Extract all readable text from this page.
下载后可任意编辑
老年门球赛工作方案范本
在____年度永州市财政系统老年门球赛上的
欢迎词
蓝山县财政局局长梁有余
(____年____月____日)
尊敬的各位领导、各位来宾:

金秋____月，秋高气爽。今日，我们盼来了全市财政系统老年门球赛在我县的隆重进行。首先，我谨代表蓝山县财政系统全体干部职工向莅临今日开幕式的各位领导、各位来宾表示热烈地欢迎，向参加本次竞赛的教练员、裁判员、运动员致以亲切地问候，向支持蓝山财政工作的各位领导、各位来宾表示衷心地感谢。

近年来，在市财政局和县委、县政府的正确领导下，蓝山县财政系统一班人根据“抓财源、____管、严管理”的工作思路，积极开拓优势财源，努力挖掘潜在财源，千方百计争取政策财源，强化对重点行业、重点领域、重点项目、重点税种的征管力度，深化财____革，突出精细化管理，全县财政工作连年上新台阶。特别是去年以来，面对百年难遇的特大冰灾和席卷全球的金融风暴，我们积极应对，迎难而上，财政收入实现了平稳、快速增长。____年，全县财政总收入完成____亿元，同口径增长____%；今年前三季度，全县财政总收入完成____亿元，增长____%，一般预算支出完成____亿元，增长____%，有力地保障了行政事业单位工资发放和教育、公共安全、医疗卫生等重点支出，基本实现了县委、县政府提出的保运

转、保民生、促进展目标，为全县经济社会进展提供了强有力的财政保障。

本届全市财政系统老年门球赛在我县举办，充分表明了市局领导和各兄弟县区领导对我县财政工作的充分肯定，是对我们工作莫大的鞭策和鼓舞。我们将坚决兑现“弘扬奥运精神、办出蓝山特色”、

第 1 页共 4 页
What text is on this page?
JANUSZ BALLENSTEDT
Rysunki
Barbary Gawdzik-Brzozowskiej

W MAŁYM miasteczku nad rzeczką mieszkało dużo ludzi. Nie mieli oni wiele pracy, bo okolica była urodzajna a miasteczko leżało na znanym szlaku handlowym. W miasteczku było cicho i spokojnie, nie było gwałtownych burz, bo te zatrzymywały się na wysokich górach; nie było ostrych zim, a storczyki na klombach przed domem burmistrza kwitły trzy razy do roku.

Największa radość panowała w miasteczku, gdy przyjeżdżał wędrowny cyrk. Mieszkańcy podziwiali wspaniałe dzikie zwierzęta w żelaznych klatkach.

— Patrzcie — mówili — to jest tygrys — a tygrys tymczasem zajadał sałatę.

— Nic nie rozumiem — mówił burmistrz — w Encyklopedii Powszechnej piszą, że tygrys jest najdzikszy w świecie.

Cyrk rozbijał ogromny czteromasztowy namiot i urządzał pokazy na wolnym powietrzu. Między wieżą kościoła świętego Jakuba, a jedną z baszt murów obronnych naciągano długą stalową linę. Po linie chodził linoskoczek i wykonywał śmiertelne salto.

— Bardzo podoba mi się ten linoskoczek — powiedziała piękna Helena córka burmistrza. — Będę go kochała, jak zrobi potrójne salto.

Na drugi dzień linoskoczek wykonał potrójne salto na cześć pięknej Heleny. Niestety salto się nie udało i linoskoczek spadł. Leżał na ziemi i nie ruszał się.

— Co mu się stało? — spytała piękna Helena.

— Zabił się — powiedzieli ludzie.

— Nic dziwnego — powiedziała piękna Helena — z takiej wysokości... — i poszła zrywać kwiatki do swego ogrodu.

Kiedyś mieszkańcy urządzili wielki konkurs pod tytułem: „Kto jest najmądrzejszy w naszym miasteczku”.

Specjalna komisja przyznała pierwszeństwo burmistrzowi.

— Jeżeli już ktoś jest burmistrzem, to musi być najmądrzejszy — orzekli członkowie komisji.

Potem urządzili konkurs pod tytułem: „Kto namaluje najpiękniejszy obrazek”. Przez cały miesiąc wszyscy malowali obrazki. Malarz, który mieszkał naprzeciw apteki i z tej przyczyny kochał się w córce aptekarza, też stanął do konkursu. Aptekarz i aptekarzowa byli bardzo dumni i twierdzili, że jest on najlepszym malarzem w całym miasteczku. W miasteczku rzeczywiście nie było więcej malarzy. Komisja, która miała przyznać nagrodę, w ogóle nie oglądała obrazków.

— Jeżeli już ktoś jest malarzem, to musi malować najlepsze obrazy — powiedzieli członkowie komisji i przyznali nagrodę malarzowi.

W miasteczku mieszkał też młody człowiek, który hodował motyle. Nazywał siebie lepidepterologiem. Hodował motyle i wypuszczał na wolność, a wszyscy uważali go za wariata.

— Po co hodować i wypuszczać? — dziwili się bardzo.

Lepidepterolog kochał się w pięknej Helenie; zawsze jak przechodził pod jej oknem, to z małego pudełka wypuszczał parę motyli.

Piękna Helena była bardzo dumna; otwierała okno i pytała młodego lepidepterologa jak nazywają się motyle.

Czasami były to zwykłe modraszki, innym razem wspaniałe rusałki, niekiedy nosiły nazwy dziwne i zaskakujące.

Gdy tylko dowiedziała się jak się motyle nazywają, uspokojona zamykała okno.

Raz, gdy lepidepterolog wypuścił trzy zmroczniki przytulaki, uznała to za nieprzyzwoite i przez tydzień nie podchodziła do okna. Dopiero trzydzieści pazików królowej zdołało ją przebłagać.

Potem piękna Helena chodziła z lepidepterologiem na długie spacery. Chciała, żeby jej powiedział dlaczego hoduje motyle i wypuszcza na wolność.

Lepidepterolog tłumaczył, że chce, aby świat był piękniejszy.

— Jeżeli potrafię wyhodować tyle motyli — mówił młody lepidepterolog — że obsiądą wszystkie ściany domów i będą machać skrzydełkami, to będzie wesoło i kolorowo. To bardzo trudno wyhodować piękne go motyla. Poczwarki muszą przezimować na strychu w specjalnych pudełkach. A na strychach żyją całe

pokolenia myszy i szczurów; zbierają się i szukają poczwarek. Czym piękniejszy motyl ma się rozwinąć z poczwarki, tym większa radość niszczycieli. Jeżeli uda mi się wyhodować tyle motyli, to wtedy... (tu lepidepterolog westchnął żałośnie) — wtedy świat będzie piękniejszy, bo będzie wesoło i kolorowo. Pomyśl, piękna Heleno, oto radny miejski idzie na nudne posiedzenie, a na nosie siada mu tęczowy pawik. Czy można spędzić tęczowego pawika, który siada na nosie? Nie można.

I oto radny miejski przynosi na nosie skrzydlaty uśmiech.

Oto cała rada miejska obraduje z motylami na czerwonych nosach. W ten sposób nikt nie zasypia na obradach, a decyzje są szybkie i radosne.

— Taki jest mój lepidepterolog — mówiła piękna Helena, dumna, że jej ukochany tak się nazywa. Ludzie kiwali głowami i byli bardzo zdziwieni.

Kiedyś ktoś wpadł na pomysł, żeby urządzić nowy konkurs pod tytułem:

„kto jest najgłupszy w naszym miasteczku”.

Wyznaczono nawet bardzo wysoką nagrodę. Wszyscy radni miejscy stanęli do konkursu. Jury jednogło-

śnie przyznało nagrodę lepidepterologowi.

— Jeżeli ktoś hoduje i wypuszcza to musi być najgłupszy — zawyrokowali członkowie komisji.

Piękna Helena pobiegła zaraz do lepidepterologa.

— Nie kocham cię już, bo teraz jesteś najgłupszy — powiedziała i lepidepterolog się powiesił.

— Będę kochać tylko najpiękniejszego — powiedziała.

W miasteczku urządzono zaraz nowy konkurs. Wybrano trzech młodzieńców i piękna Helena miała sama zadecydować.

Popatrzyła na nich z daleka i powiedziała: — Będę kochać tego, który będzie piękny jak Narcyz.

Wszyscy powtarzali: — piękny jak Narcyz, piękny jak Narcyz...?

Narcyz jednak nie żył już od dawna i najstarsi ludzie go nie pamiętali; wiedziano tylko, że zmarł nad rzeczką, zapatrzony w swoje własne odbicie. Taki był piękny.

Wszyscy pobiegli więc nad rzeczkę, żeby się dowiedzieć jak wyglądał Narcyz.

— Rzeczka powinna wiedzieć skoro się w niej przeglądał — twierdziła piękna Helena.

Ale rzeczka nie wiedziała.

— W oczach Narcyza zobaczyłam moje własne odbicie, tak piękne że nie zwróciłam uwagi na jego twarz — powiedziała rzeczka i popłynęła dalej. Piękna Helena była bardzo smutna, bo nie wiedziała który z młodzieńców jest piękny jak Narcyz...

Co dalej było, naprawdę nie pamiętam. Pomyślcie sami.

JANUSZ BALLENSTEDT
++++++++++
**Short task:**
Of the lines in the material, how many hold the word "który"? Reply with the number only.

**Written solution:**
5